Reproduce the whole listing that follows, exactly as it stands.
Top of Task input
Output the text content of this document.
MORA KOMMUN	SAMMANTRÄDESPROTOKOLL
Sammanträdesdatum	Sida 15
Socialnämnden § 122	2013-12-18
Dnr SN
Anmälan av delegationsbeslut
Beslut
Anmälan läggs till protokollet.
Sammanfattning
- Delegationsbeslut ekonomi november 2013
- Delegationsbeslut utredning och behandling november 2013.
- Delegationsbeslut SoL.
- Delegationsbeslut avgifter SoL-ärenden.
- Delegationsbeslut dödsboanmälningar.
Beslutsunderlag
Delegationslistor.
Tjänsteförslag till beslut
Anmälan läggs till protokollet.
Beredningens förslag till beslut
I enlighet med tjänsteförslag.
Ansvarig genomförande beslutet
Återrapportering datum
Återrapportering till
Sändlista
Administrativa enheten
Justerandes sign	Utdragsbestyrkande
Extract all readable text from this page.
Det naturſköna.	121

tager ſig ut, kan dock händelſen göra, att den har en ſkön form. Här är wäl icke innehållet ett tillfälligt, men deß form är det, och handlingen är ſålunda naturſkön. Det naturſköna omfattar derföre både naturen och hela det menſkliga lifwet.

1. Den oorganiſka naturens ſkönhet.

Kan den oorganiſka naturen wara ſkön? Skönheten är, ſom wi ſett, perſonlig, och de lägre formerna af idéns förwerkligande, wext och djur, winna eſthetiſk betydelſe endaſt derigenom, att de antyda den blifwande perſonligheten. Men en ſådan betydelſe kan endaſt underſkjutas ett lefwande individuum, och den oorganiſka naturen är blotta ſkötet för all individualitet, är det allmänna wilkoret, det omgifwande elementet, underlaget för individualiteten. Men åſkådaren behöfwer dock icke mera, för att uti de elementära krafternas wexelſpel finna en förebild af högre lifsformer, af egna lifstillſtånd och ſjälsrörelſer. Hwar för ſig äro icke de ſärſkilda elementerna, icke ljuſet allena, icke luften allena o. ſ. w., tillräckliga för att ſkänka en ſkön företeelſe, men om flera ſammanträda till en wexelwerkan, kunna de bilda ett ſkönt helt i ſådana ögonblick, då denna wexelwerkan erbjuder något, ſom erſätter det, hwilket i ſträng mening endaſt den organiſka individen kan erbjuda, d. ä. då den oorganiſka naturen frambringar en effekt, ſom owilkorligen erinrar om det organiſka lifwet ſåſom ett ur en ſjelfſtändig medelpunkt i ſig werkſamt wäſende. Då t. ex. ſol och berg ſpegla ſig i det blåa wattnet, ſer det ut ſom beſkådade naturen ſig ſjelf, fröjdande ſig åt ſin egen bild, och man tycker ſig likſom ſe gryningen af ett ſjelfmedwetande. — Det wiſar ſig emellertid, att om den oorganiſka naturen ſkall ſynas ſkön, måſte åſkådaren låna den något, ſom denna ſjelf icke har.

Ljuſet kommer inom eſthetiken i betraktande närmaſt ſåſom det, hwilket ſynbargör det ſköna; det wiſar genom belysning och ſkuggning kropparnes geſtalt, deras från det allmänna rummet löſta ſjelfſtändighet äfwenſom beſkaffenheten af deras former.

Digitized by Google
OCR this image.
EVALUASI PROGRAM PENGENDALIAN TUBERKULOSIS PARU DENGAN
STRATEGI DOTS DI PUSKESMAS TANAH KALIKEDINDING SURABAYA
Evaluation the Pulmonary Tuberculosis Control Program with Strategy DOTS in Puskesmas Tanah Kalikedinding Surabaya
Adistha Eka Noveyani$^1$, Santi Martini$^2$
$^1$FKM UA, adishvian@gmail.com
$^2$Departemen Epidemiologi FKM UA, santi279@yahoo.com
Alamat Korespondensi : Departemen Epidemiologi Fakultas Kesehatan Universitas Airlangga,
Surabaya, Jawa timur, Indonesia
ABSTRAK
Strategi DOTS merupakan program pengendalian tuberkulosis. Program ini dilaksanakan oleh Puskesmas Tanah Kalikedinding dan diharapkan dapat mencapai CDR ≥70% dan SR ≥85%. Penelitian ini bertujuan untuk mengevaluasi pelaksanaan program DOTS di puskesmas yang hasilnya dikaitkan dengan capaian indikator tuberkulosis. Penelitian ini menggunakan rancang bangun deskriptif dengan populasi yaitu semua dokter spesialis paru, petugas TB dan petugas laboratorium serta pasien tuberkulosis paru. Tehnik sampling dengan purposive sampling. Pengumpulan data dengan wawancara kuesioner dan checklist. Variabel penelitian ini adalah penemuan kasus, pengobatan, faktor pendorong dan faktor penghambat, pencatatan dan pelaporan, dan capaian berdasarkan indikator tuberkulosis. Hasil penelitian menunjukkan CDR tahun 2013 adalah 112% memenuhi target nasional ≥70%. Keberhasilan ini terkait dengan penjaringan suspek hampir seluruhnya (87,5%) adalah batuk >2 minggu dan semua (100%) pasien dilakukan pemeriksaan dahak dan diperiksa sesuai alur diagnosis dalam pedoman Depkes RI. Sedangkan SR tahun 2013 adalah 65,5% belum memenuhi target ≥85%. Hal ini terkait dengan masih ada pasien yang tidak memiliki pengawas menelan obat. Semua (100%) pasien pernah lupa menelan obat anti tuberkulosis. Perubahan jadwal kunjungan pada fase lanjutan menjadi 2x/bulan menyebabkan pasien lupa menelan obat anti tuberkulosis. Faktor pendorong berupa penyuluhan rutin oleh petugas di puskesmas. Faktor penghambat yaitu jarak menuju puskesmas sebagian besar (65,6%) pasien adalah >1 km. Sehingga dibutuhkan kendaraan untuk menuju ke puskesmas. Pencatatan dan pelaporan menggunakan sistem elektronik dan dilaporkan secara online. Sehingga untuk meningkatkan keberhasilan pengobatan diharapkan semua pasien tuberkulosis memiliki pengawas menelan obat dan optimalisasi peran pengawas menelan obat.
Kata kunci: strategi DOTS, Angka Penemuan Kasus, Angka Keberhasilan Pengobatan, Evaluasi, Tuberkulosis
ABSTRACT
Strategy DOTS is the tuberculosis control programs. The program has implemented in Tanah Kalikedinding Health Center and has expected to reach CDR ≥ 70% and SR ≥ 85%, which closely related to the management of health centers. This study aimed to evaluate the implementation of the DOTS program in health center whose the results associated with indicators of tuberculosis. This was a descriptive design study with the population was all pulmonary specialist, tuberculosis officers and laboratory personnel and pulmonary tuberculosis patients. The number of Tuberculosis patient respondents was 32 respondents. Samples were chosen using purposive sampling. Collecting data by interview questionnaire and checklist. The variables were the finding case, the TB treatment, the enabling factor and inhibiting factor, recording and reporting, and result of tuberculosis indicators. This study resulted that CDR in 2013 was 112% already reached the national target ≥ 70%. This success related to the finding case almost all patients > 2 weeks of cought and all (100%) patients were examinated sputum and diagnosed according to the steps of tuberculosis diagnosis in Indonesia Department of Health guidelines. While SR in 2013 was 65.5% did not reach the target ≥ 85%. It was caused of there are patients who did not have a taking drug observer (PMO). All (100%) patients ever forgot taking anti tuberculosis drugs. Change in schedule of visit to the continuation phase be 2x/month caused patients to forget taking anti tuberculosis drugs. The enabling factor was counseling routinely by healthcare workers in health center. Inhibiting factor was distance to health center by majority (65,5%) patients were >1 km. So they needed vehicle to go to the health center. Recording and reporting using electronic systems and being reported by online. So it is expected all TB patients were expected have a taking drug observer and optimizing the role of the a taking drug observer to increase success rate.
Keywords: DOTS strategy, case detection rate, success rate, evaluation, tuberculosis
Bottom of Task input
## Your response
Output the text content of this document.
MORA KOMMUN	SAMMANTRÄDESPROTOKOLL
Sammanträdesdatum	Sida 15
Socialnämnden § 122	2013-12-18
Dnr SN
Anmälan av delegationsbeslut
Beslut
Anmälan läggs till protokollet.
Sammanfattning
- Delegationsbeslut ekonomi november 2013
- Delegationsbeslut utredning och behandling november 2013.
- Delegationsbeslut SoL.
- Delegationsbeslut avgifter SoL-ärenden.
- Delegationsbeslut dödsboanmälningar.
Beslutsunderlag
Delegationslistor.
Tjänsteförslag till beslut
Anmälan läggs till protokollet.
Beredningens förslag till beslut
I enlighet med tjänsteförslag.
Ansvarig genomförande beslutet
Återrapportering datum
Återrapportering till
Sändlista
Administrativa enheten
Justerandes sign	Utdragsbestyrkande
Extract all readable text from this page.
Det naturſköna.	121

tager ſig ut, kan dock händelſen göra, att den har en ſkön form. Här är wäl icke innehållet ett tillfälligt, men deß form är det, och handlingen är ſålunda naturſkön. Det naturſköna omfattar derföre både naturen och hela det menſkliga lifwet.

1. Den oorganiſka naturens ſkönhet.

Kan den oorganiſka naturen wara ſkön? Skönheten är, ſom wi ſett, perſonlig, och de lägre formerna af idéns förwerkligande, wext och djur, winna eſthetiſk betydelſe endaſt derigenom, att de antyda den blifwande perſonligheten. Men en ſådan betydelſe kan endaſt underſkjutas ett lefwande individuum, och den oorganiſka naturen är blotta ſkötet för all individualitet, är det allmänna wilkoret, det omgifwande elementet, underlaget för individualiteten. Men åſkådaren behöfwer dock icke mera, för att uti de elementära krafternas wexelſpel finna en förebild af högre lifsformer, af egna lifstillſtånd och ſjälsrörelſer. Hwar för ſig äro icke de ſärſkilda elementerna, icke ljuſet allena, icke luften allena o. ſ. w., tillräckliga för att ſkänka en ſkön företeelſe, men om flera ſammanträda till en wexelwerkan, kunna de bilda ett ſkönt helt i ſådana ögonblick, då denna wexelwerkan erbjuder något, ſom erſätter det, hwilket i ſträng mening endaſt den organiſka individen kan erbjuda, d. ä. då den oorganiſka naturen frambringar en effekt, ſom owilkorligen erinrar om det organiſka lifwet ſåſom ett ur en ſjelfſtändig medelpunkt i ſig werkſamt wäſende. Då t. ex. ſol och berg ſpegla ſig i det blåa wattnet, ſer det ut ſom beſkådade naturen ſig ſjelf, fröjdande ſig åt ſin egen bild, och man tycker ſig likſom ſe gryningen af ett ſjelfmedwetande. — Det wiſar ſig emellertid, att om den oorganiſka naturen ſkall ſynas ſkön, måſte åſkådaren låna den något, ſom denna ſjelf icke har.

Ljuſet kommer inom eſthetiken i betraktande närmaſt ſåſom det, hwilket ſynbargör det ſköna; det wiſar genom belysning och ſkuggning kropparnes geſtalt, deras från det allmänna rummet löſta ſjelfſtändighet äfwenſom beſkaffenheten af deras former.

Digitized by Google
OCR this image.
EVALUASI PROGRAM PENGENDALIAN TUBERKULOSIS PARU DENGAN
STRATEGI DOTS DI PUSKESMAS TANAH KALIKEDINDING SURABAYA
Evaluation the Pulmonary Tuberculosis Control Program with Strategy DOTS in Puskesmas Tanah Kalikedinding Surabaya
Adistha Eka Noveyani$^1$, Santi Martini$^2$
$^1$FKM UA, adishvian@gmail.com
$^2$Departemen Epidemiologi FKM UA, santi279@yahoo.com
Alamat Korespondensi : Departemen Epidemiologi Fakultas Kesehatan Universitas Airlangga,
Surabaya, Jawa timur, Indonesia
ABSTRAK
Strategi DOTS merupakan program pengendalian tuberkulosis. Program ini dilaksanakan oleh Puskesmas Tanah Kalikedinding dan diharapkan dapat mencapai CDR ≥70% dan SR ≥85%. Penelitian ini bertujuan untuk mengevaluasi pelaksanaan program DOTS di puskesmas yang hasilnya dikaitkan dengan capaian indikator tuberkulosis. Penelitian ini menggunakan rancang bangun deskriptif dengan populasi yaitu semua dokter spesialis paru, petugas TB dan petugas laboratorium serta pasien tuberkulosis paru. Tehnik sampling dengan purposive sampling. Pengumpulan data dengan wawancara kuesioner dan checklist. Variabel penelitian ini adalah penemuan kasus, pengobatan, faktor pendorong dan faktor penghambat, pencatatan dan pelaporan, dan capaian berdasarkan indikator tuberkulosis. Hasil penelitian menunjukkan CDR tahun 2013 adalah 112% memenuhi target nasional ≥70%. Keberhasilan ini terkait dengan penjaringan suspek hampir seluruhnya (87,5%) adalah batuk >2 minggu dan semua (100%) pasien dilakukan pemeriksaan dahak dan diperiksa sesuai alur diagnosis dalam pedoman Depkes RI. Sedangkan SR tahun 2013 adalah 65,5% belum memenuhi target ≥85%. Hal ini terkait dengan masih ada pasien yang tidak memiliki pengawas menelan obat. Semua (100%) pasien pernah lupa menelan obat anti tuberkulosis. Perubahan jadwal kunjungan pada fase lanjutan menjadi 2x/bulan menyebabkan pasien lupa menelan obat anti tuberkulosis. Faktor pendorong berupa penyuluhan rutin oleh petugas di puskesmas. Faktor penghambat yaitu jarak menuju puskesmas sebagian besar (65,6%) pasien adalah >1 km. Sehingga dibutuhkan kendaraan untuk menuju ke puskesmas. Pencatatan dan pelaporan menggunakan sistem elektronik dan dilaporkan secara online. Sehingga untuk meningkatkan keberhasilan pengobatan diharapkan semua pasien tuberkulosis memiliki pengawas menelan obat dan optimalisasi peran pengawas menelan obat.
Kata kunci: strategi DOTS, Angka Penemuan Kasus, Angka Keberhasilan Pengobatan, Evaluasi, Tuberkulosis
ABSTRACT
Strategy DOTS is the tuberculosis control programs. The program has implemented in Tanah Kalikedinding Health Center and has expected to reach CDR ≥ 70% and SR ≥ 85%, which closely related to the management of health centers. This study aimed to evaluate the implementation of the DOTS program in health center whose the results associated with indicators of tuberculosis. This was a descriptive design study with the population was all pulmonary specialist, tuberculosis officers and laboratory personnel and pulmonary tuberculosis patients. The number of Tuberculosis patient respondents was 32 respondents. Samples were chosen using purposive sampling. Collecting data by interview questionnaire and checklist. The variables were the finding case, the TB treatment, the enabling factor and inhibiting factor, recording and reporting, and result of tuberculosis indicators. This study resulted that CDR in 2013 was 112% already reached the national target ≥ 70%. This success related to the finding case almost all patients > 2 weeks of cought and all (100%) patients were examinated sputum and diagnosed according to the steps of tuberculosis diagnosis in Indonesia Department of Health guidelines. While SR in 2013 was 65.5% did not reach the target ≥ 85%. It was caused of there are patients who did not have a taking drug observer (PMO). All (100%) patients ever forgot taking anti tuberculosis drugs. Change in schedule of visit to the continuation phase be 2x/month caused patients to forget taking anti tuberculosis drugs. The enabling factor was counseling routinely by healthcare workers in health center. Inhibiting factor was distance to health center by majority (65,5%) patients were >1 km. So they needed vehicle to go to the health center. Recording and reporting using electronic systems and being reported by online. So it is expected all TB patients were expected have a taking drug observer and optimizing the role of the a taking drug observer to increase success rate.
Keywords: DOTS strategy, case detection rate, success rate, evaluation, tuberculosis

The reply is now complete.